►

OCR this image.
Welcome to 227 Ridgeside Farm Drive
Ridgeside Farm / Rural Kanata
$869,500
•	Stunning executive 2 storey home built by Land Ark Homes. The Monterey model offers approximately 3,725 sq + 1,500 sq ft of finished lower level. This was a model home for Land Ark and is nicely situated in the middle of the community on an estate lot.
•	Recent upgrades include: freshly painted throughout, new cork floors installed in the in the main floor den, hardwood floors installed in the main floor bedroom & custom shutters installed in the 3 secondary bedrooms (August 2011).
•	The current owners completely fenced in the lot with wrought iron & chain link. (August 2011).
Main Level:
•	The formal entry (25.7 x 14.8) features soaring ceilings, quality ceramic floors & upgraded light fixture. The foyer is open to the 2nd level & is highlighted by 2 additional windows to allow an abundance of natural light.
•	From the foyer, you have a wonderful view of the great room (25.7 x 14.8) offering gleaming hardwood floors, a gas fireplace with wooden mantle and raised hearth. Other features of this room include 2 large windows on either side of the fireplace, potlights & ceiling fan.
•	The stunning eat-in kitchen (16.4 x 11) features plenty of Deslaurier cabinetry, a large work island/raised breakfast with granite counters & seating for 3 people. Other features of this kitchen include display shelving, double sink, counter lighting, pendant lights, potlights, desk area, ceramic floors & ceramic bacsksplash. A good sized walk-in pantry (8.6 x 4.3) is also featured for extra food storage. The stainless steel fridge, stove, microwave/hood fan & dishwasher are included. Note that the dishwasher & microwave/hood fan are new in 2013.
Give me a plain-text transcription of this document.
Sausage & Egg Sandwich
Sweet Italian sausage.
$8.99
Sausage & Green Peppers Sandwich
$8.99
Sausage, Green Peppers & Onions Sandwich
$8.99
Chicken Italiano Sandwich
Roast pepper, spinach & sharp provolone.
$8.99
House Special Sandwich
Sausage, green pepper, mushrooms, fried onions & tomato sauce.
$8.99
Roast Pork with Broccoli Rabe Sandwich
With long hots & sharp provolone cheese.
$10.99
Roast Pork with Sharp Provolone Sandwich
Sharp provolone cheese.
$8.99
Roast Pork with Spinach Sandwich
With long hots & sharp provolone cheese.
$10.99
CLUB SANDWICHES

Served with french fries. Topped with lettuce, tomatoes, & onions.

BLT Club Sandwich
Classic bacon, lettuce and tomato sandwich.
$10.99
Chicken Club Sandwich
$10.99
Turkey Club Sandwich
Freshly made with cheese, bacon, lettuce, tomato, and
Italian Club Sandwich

◄

== Requirement ==
Gather and return every line that holds the string "lettuce".

== Output below ==
Served with french fries. Topped with lettuce, tomatoes, & onions.
Classic bacon, lettuce and tomato sandwich.
Freshly made with cheese, bacon, lettuce, tomato, and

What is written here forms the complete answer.